Supplied material:
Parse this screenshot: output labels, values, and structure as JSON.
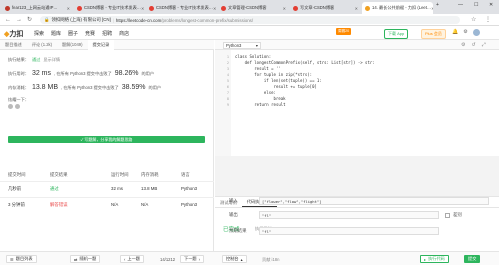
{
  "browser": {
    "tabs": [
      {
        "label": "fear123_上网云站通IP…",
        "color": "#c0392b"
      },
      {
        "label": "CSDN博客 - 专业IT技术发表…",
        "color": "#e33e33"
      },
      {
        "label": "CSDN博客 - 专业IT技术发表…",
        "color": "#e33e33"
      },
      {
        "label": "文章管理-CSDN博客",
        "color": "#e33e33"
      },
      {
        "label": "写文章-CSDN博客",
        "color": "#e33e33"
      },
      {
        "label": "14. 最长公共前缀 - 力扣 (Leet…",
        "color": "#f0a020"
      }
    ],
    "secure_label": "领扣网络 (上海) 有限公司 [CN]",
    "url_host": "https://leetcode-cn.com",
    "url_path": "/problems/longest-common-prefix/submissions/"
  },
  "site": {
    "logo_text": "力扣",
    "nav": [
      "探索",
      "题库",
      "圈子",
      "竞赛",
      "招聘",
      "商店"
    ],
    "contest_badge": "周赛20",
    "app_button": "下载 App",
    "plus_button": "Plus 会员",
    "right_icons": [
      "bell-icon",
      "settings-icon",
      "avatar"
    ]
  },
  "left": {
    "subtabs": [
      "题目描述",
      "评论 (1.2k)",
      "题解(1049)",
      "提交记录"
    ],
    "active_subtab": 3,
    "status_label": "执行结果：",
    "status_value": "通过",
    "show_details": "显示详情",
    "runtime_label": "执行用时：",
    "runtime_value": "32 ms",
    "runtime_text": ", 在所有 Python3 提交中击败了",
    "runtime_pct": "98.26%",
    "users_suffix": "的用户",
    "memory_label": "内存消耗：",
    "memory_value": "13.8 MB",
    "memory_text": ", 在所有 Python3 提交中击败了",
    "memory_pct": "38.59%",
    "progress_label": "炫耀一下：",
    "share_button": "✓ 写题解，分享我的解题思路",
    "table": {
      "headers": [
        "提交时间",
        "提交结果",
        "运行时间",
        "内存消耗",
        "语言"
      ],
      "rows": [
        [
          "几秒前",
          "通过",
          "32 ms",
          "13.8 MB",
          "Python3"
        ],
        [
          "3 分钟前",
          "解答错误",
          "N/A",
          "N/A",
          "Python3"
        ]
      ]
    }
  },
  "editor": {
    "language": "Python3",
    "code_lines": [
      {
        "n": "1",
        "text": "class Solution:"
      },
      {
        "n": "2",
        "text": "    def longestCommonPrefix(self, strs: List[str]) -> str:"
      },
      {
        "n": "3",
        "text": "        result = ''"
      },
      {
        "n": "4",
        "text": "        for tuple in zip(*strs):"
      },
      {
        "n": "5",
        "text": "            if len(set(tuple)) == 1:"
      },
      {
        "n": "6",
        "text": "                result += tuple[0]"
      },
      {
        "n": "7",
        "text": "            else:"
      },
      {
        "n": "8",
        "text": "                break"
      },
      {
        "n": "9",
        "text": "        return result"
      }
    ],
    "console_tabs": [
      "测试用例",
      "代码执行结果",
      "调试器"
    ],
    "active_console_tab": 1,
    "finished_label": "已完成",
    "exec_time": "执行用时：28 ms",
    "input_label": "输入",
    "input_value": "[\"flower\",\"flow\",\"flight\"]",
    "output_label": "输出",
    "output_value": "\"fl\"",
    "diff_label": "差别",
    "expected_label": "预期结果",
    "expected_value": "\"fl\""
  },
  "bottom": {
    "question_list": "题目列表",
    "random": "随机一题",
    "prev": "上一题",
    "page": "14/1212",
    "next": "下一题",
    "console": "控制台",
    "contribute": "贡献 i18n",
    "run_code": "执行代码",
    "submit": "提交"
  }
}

The problem: Say how many lines in the entries contain the string "提交中击败了", and say nothing else.

Result for this task: 2